WORK REQUIRED
Lines that hold the word "firmly" should be located and copied.
— START OF MATERIAL FOR THIS TASK —
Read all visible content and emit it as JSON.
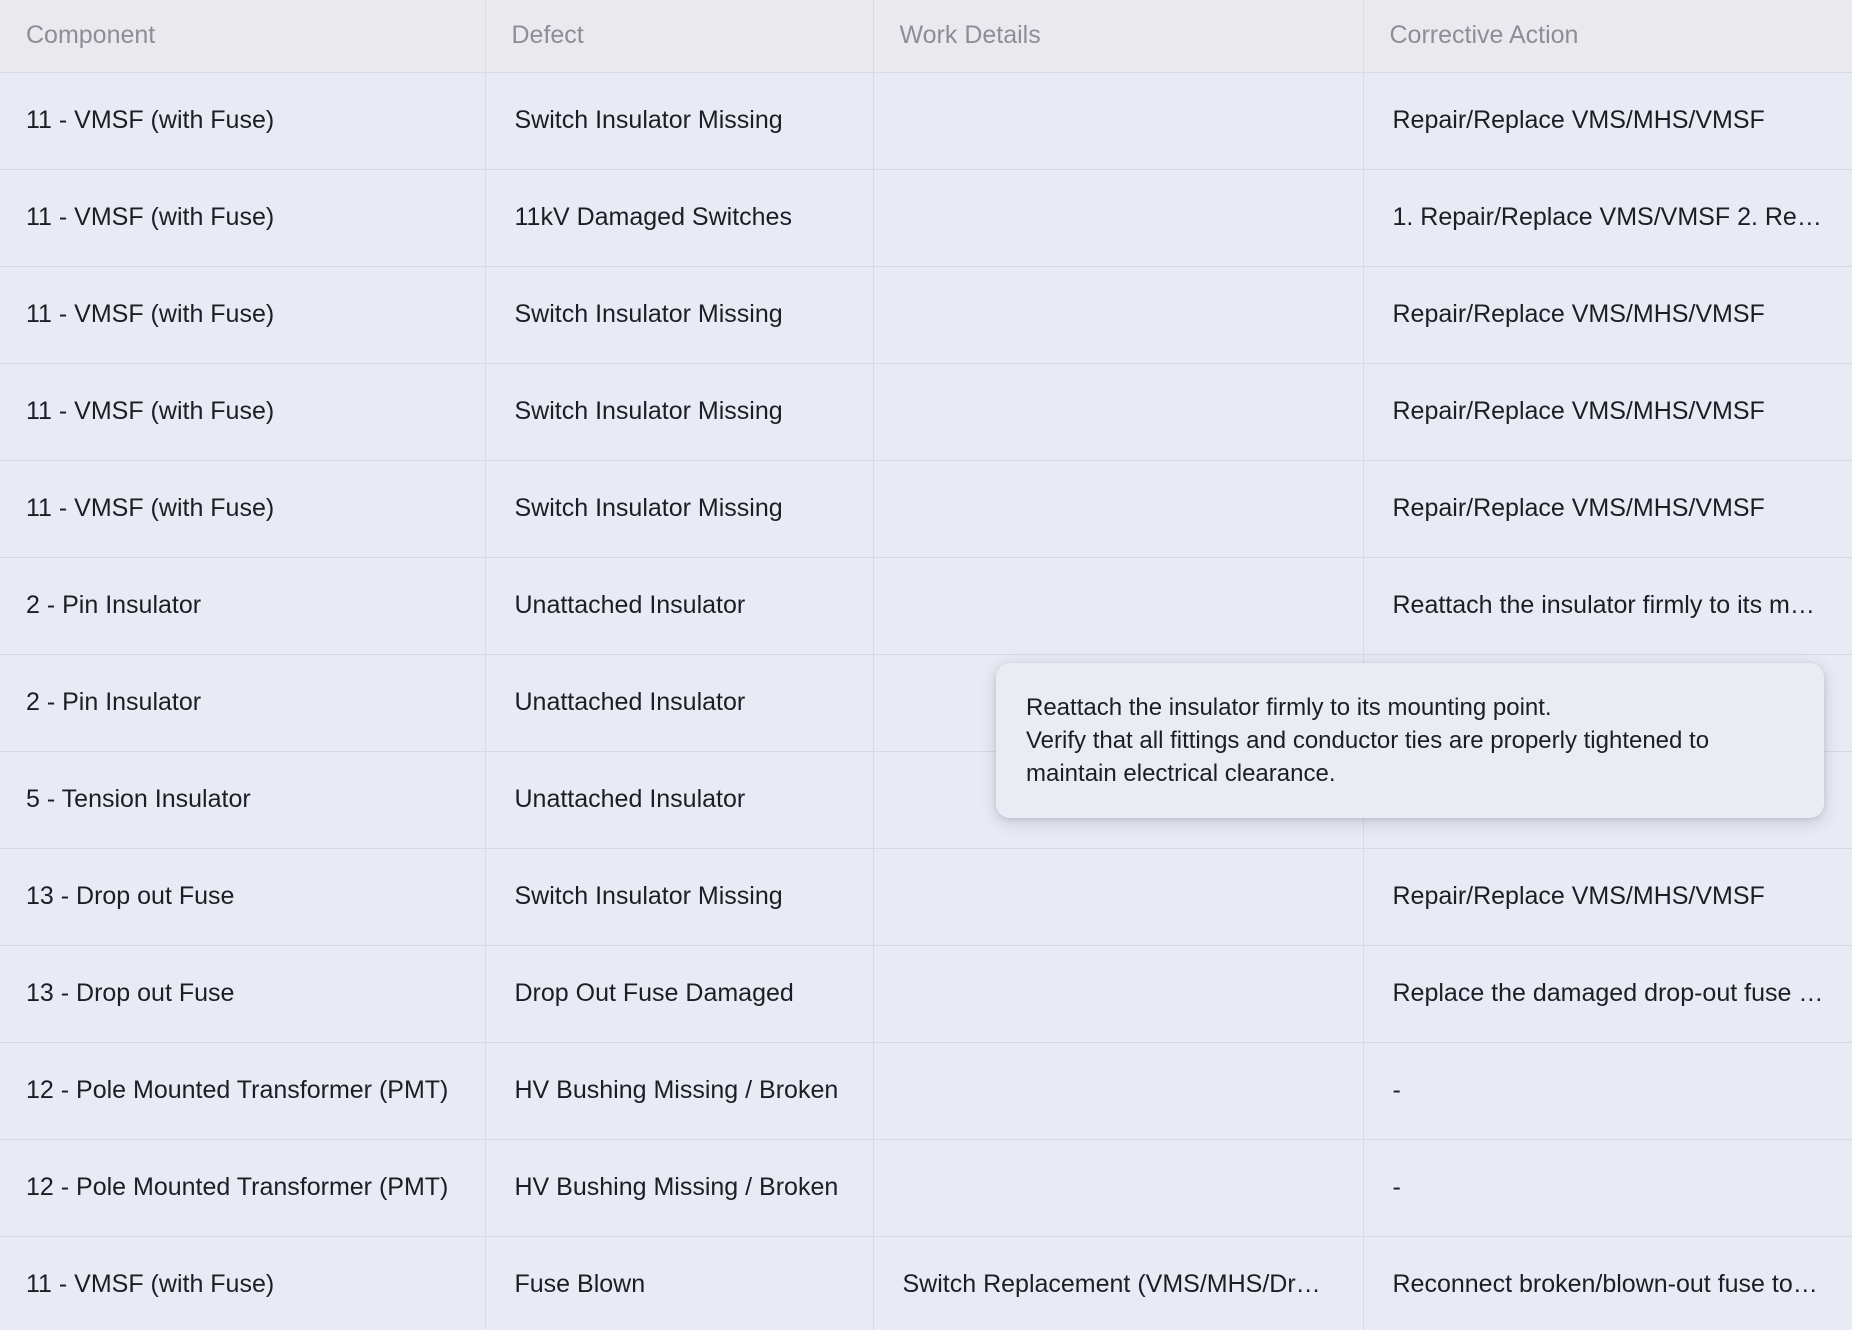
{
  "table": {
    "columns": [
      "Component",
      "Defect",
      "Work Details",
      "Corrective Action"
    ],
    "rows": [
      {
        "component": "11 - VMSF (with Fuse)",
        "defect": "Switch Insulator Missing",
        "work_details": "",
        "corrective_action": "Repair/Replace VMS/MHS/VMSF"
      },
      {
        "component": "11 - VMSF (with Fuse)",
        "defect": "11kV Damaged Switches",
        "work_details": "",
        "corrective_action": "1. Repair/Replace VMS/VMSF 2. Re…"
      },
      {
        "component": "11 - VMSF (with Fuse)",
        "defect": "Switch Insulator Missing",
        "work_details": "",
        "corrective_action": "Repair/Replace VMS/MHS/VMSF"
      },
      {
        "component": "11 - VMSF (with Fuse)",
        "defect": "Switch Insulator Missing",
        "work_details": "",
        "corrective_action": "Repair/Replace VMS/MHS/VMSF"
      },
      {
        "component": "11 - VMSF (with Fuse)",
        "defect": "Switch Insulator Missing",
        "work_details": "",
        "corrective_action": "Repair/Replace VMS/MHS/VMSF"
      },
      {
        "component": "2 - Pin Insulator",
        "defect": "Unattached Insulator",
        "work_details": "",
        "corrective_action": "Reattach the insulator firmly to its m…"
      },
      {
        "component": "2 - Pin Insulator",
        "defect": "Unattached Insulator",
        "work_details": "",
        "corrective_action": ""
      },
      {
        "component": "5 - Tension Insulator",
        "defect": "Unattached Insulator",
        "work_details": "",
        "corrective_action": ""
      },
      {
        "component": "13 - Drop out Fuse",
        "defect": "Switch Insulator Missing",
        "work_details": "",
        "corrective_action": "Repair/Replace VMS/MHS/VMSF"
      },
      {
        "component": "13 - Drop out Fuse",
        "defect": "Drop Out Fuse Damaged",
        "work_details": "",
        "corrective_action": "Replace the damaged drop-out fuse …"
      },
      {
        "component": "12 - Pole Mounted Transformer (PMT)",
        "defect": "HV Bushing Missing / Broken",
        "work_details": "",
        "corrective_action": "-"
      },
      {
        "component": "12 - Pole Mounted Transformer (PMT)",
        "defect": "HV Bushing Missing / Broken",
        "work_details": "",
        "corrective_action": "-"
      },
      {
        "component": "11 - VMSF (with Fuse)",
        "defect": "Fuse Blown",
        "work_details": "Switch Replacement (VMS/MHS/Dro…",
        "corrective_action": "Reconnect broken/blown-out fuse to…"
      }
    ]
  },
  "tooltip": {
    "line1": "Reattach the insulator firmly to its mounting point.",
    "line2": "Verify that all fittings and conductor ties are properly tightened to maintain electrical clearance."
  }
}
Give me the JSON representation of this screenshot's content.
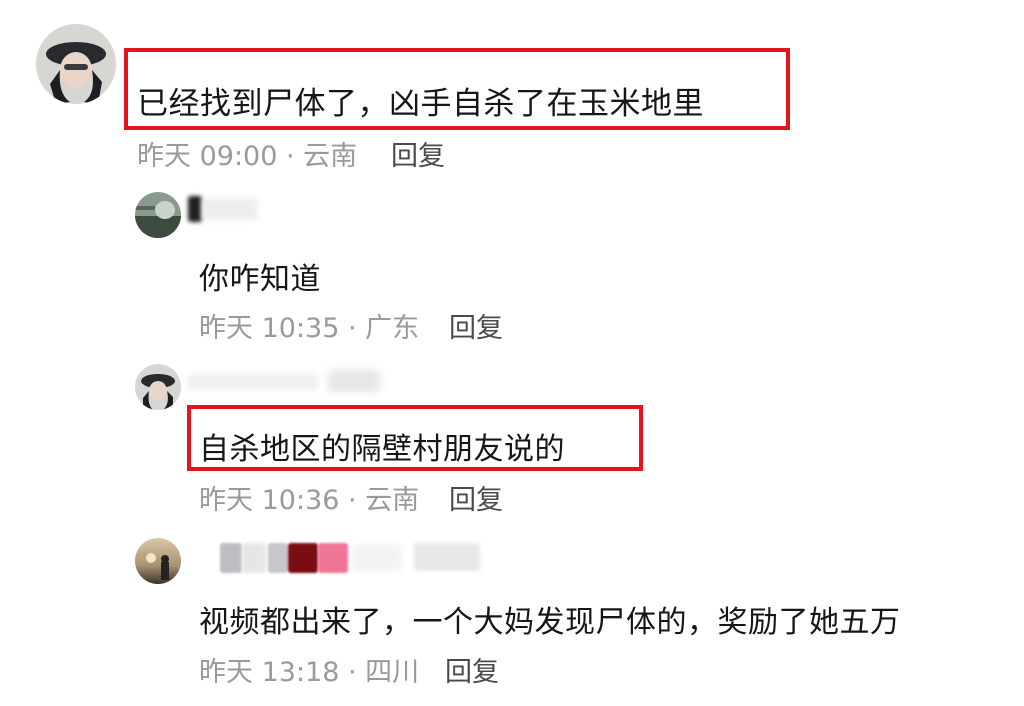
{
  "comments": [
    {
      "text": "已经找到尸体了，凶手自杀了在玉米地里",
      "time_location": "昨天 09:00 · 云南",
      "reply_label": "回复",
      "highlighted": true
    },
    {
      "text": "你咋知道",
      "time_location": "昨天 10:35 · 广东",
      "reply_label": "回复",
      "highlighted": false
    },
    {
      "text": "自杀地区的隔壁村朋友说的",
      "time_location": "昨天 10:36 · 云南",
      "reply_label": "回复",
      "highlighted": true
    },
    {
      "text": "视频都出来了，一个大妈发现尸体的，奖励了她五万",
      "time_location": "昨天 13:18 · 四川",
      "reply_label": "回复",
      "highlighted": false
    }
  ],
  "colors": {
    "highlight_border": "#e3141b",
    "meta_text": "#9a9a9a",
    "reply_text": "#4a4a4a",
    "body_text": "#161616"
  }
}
— END OF MATERIAL FOR THIS TASK —
THE OUTPUT
        "corrective_action": "Reattach the insulator firmly to its m…"
    "line1": "Reattach the insulator firmly to its mounting point.",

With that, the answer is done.